• **What the exercise asks**
Each line that follows should be printed again exactly as it stands.

• **The records**
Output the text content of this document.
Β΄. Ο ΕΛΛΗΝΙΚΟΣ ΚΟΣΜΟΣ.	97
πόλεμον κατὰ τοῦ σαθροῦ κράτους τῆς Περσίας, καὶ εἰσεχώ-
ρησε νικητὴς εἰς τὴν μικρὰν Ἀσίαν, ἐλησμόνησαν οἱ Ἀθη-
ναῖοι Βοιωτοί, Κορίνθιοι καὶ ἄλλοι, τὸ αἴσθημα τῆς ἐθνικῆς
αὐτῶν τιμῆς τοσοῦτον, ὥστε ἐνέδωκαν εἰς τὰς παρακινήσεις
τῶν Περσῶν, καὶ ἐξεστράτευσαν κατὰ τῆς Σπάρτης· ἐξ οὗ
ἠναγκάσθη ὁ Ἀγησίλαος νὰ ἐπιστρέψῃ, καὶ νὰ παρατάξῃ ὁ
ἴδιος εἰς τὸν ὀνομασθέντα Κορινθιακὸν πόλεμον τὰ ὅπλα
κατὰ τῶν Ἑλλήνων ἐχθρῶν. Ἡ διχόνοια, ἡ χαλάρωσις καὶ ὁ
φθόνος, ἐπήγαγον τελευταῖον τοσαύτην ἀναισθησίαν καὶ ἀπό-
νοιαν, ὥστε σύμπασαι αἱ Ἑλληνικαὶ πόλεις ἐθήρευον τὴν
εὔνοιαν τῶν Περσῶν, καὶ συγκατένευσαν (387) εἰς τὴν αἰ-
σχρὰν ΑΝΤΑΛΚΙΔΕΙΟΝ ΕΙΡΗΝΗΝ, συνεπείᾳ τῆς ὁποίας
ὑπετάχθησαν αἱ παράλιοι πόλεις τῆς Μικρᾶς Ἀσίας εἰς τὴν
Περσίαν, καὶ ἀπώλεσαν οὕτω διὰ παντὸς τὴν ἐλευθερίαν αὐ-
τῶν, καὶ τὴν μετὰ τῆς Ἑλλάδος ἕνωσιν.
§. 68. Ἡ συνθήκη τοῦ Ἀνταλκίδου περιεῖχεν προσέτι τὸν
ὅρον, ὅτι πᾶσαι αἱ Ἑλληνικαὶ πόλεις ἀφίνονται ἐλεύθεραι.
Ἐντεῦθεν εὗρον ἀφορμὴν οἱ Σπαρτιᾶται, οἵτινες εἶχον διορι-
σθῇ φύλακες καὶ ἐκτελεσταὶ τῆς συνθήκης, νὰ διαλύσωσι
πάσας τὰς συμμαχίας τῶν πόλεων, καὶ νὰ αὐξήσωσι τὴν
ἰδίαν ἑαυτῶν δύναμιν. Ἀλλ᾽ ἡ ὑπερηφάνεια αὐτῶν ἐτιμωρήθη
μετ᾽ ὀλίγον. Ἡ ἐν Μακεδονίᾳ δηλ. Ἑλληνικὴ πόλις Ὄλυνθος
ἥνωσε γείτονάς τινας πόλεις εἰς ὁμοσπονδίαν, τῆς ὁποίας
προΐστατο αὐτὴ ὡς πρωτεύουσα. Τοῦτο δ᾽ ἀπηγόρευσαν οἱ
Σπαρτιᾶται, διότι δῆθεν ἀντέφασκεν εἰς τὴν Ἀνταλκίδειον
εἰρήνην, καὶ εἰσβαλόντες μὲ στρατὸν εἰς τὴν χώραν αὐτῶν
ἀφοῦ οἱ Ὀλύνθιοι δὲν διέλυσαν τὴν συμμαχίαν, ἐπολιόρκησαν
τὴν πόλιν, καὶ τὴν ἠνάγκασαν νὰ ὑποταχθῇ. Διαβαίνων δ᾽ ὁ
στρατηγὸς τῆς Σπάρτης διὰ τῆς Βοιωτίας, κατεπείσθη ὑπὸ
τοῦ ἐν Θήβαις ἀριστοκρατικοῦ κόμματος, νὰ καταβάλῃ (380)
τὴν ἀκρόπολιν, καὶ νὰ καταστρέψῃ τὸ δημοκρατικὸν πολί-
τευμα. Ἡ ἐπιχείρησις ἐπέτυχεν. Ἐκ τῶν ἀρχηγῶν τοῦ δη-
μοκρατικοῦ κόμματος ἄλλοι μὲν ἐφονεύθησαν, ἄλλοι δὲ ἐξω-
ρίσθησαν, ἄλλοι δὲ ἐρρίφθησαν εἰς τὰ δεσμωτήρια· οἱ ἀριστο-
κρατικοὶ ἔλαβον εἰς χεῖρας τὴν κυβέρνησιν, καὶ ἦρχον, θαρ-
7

• **Solution to the exercise**
Output the text content of this document.
Β΄. Ο ΕΛΛΗΝΙΚΟΣ ΚΟΣΜΟΣ.	97
πόλεμον κατὰ τοῦ σαθροῦ κράτους τῆς Περσίας, καὶ εἰσεχώ-
ρησε νικητὴς εἰς τὴν μικρὰν Ἀσίαν, ἐλησμόνησαν οἱ Ἀθη-
ναῖοι Βοιωτοί, Κορίνθιοι καὶ ἄλλοι, τὸ αἴσθημα τῆς ἐθνικῆς
αὐτῶν τιμῆς τοσοῦτον, ὥστε ἐνέδωκαν εἰς τὰς παρακινήσεις
τῶν Περσῶν, καὶ ἐξεστράτευσαν κατὰ τῆς Σπάρτης· ἐξ οὗ
ἠναγκάσθη ὁ Ἀγησίλαος νὰ ἐπιστρέψῃ, καὶ νὰ παρατάξῃ ὁ
ἴδιος εἰς τὸν ὀνομασθέντα Κορινθιακὸν πόλεμον τὰ ὅπλα
κατὰ τῶν Ἑλλήνων ἐχθρῶν. Ἡ διχόνοια, ἡ χαλάρωσις καὶ ὁ
φθόνος, ἐπήγαγον τελευταῖον τοσαύτην ἀναισθησίαν καὶ ἀπό-
νοιαν, ὥστε σύμπασαι αἱ Ἑλληνικαὶ πόλεις ἐθήρευον τὴν
εὔνοιαν τῶν Περσῶν, καὶ συγκατένευσαν (387) εἰς τὴν αἰ-
σχρὰν ΑΝΤΑΛΚΙΔΕΙΟΝ ΕΙΡΗΝΗΝ, συνεπείᾳ τῆς ὁποίας
ὑπετάχθησαν αἱ παράλιοι πόλεις τῆς Μικρᾶς Ἀσίας εἰς τὴν
Περσίαν, καὶ ἀπώλεσαν οὕτω διὰ παντὸς τὴν ἐλευθερίαν αὐ-
τῶν, καὶ τὴν μετὰ τῆς Ἑλλάδος ἕνωσιν.
§. 68. Ἡ συνθήκη τοῦ Ἀνταλκίδου περιεῖχεν προσέτι τὸν
ὅρον, ὅτι πᾶσαι αἱ Ἑλληνικαὶ πόλεις ἀφίνονται ἐλεύθεραι.
Ἐντεῦθεν εὗρον ἀφορμὴν οἱ Σπαρτιᾶται, οἵτινες εἶχον διορι-
σθῇ φύλακες καὶ ἐκτελεσταὶ τῆς συνθήκης, νὰ διαλύσωσι
πάσας τὰς συμμαχίας τῶν πόλεων, καὶ νὰ αὐξήσωσι τὴν
ἰδίαν ἑαυτῶν δύναμιν. Ἀλλ᾽ ἡ ὑπερηφάνεια αὐτῶν ἐτιμωρήθη
μετ᾽ ὀλίγον. Ἡ ἐν Μακεδονίᾳ δηλ. Ἑλληνικὴ πόλις Ὄλυνθος
ἥνωσε γείτονάς τινας πόλεις εἰς ὁμοσπονδίαν, τῆς ὁποίας
προΐστατο αὐτὴ ὡς πρωτεύουσα. Τοῦτο δ᾽ ἀπηγόρευσαν οἱ
Σπαρτιᾶται, διότι δῆθεν ἀντέφασκεν εἰς τὴν Ἀνταλκίδειον
εἰρήνην, καὶ εἰσβαλόντες μὲ στρατὸν εἰς τὴν χώραν αὐτῶν
ἀφοῦ οἱ Ὀλύνθιοι δὲν διέλυσαν τὴν συμμαχίαν, ἐπολιόρκησαν
τὴν πόλιν, καὶ τὴν ἠνάγκασαν νὰ ὑποταχθῇ. Διαβαίνων δ᾽ ὁ
στρατηγὸς τῆς Σπάρτης διὰ τῆς Βοιωτίας, κατεπείσθη ὑπὸ
τοῦ ἐν Θήβαις ἀριστοκρατικοῦ κόμματος, νὰ καταβάλῃ (380)
τὴν ἀκρόπολιν, καὶ νὰ καταστρέψῃ τὸ δημοκρατικὸν πολί-
τευμα. Ἡ ἐπιχείρησις ἐπέτυχεν. Ἐκ τῶν ἀρχηγῶν τοῦ δη-
μοκρατικοῦ κόμματος ἄλλοι μὲν ἐφονεύθησαν, ἄλλοι δὲ ἐξω-
ρίσθησαν, ἄλλοι δὲ ἐρρίφθησαν εἰς τὰ δεσμωτήρια· οἱ ἀριστο-
κρατικοὶ ἔλαβον εἰς χεῖρας τὴν κυβέρνησιν, καὶ ἦρχον, θαρ-
7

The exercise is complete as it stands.